__TEXTO PARA LEER__
¡Viva Finlandia!

¡Vaya con Finlandia! Moderna, civilizada, feliz, campeona sideral de no sé cuántos índices de desarrollo humano. Las brasas que habremos dado glosando la Ítaca nórdica y, particularmente, su envidiable y envidiado sistema educativo donde no se conocen ni el bullying ni el fracaso escolar. Y oigan, que no les digo que no sea cierto, pero déjenme que me rasque la cabeza con perplejidad a la vista de lo que han votado en las últimas elecciones un buen montón de ciudadanos forjados por ese modelo de enseñanza que se nos exhorta a imitar una y otra vez.

Les supongo tan informados y confusos como yo mismo: la ultraderecha agrupada en una formación llamada Verdaderos Finlandeses —¡glups!— se quedó a dos décimas, o sea, a 6.800 sufragios, de ganar los comicios. Se impuso por ese ínfimo margen el Partido Socialdemócrata, que vuelve a ser la primera fuerza después de dos decenios. Y ahí también se nos rompe un mito o una mentira que creíamos por pura inercia. Resulta que durante ese tiempo los gobiernos han estado encabezados por conservadores o centristas, que han venido constituyendo ejecutivos de coalición de variada coloratura. El más reciente, el que decae con estas elecciones, compuesto por centristas, conservadores y… ¡los propios Verdaderos Finlandeses! Es decir, que desde 2015, un partido al que se tiene por radicalmente xenófobo ha sido puntal de gobierno en el que creíamos paraíso del norte de Europa. Para más inri, su realidad política actual no es muy diferente de la que se vive en los países de su entorno, esos cuyos nombres aún pronunciamos al borde del éxtasis. Quizá debamos revisar ciertos tópicos.

Comer o no comer

Las verdades duran lo que duran. Incluso, a pesar de la brasa que nos dan, las científicas. O especialmente esas, y con particular querencia, las que tienen relación con las cosas de comer y beber. No vean, además, la prisa que gastan los sabios de la materia en mudar de alfa a omega, de arre a so, de cero a infinito y/o viceversa. Que antes, por lo menos, desde que se creaba un mito hasta que se desmentía transcurrían unas cuantas generaciones. El durante siglos despreciado pescado azul pasó un día a la categoría de mano de santo, y aguanta en el Olimpo de la nutrición más de dos décadas después de la muerte de Grande Covián. Hoy, sin embargo, las pontificaciones tardan dos pestañeos en contradecirse.

__DATOS A EXAMINAR__
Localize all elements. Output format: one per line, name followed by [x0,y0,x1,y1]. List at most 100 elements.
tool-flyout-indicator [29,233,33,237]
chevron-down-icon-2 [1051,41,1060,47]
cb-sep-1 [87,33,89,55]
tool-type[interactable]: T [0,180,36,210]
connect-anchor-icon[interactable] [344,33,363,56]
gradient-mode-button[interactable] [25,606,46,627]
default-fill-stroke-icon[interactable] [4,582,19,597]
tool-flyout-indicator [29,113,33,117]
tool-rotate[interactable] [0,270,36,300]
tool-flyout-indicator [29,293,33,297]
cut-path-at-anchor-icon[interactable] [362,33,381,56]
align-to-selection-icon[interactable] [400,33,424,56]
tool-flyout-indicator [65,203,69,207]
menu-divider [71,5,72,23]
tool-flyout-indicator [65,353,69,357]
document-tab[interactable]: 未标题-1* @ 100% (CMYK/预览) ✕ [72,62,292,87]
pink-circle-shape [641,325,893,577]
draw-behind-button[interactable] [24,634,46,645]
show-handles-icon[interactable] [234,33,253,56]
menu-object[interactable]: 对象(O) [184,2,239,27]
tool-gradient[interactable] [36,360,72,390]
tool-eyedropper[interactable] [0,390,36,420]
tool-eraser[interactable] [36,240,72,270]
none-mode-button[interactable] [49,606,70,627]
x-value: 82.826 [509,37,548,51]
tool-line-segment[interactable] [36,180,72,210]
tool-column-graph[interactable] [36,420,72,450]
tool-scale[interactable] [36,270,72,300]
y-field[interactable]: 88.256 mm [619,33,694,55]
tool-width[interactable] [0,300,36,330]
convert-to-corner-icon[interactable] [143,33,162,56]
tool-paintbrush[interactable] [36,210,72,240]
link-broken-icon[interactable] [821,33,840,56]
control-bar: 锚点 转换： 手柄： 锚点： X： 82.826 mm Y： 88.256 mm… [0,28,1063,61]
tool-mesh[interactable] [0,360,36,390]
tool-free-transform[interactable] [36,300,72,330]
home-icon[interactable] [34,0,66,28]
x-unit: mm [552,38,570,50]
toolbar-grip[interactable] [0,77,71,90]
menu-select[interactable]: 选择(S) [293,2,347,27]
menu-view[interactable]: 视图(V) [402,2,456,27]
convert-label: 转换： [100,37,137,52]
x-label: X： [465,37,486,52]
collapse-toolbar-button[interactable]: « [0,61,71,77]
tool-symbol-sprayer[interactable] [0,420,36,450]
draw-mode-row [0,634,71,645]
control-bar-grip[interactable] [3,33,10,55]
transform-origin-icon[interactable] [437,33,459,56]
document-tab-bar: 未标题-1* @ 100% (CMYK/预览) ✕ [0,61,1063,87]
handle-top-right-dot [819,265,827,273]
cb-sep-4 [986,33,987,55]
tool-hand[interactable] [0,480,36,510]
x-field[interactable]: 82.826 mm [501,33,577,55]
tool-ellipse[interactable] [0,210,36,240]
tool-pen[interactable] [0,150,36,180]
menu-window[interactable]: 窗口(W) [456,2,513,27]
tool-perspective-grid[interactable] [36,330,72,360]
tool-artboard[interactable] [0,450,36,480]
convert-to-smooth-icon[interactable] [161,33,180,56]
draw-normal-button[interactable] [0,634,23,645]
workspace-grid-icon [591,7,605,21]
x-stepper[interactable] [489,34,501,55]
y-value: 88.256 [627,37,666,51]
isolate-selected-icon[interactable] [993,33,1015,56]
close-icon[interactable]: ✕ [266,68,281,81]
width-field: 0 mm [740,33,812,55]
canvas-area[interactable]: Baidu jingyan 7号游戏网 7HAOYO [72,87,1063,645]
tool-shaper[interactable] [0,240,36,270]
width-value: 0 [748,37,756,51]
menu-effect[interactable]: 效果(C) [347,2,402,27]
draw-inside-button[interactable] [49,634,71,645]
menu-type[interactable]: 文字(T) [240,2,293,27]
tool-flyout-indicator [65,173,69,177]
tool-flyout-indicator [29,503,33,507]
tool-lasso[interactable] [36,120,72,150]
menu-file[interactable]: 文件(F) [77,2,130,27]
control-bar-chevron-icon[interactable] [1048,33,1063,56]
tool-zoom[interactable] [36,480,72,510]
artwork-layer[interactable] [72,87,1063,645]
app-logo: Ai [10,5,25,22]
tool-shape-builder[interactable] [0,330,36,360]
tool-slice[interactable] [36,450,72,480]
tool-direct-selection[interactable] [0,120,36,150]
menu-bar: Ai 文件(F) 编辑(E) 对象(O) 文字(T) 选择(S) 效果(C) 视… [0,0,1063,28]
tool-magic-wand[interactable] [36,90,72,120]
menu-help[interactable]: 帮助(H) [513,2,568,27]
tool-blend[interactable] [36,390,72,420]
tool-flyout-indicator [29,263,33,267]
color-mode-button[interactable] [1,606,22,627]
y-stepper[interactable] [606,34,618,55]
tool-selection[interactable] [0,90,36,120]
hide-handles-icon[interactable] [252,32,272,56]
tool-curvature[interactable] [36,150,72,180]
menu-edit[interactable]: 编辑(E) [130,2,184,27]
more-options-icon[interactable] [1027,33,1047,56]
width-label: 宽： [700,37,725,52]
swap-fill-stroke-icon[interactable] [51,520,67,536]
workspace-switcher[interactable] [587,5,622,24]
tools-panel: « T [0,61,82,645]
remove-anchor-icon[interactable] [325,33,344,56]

__PARTES DEL EJERCICIO__
1. Nombra las fuerzas que, según la columna sobre Finlandia, formaban el gobierno que decae con estas elecciones.
2. Contesta estas preguntas a partir de la columna sobre Finlandia:
(a) ¿Por cuántos sufragios se quedó la ultraderecha de ganar los comicios?
(b) ¿Desde qué año ha sido ese partido puntal de gobierno?
(c) ¿Qué alimento, despreciado durante siglos, pasó un día a la categoría de mano de santo?
3. Indica si cada afirmación coincide con la columna sobre Finlandia. Responde sí o no y cita las palabras del texto que lo deciden.
(a) El Partido Socialdemócrata ganó las elecciones.
(b) En los dos últimos decenios los gobiernos finlandeses estuvieron encabezados por socialdemócratas.
(c) Hoy las afirmaciones sobre nutrición tardan generaciones en desmentirse.
Las filas no tienen ningún papel en este ejercicio.

__RESPUESTAS POR TAREA__
1. Centristas, conservadores y los Verdaderos Finlandeses.

2.
(a) Por 6.800 sufragios.
(b) Desde 2015.
(c) El pescado azul.

3.
(a) Sí: «Se impuso por ese ínfimo margen el Partido Socialdemócrata».
(b) No: «durante ese tiempo los gobiernos han estado encabezados por conservadores o centristas».
(c) No: «Hoy, sin embargo, las pontificaciones tardan dos pestañeos en contradecirse».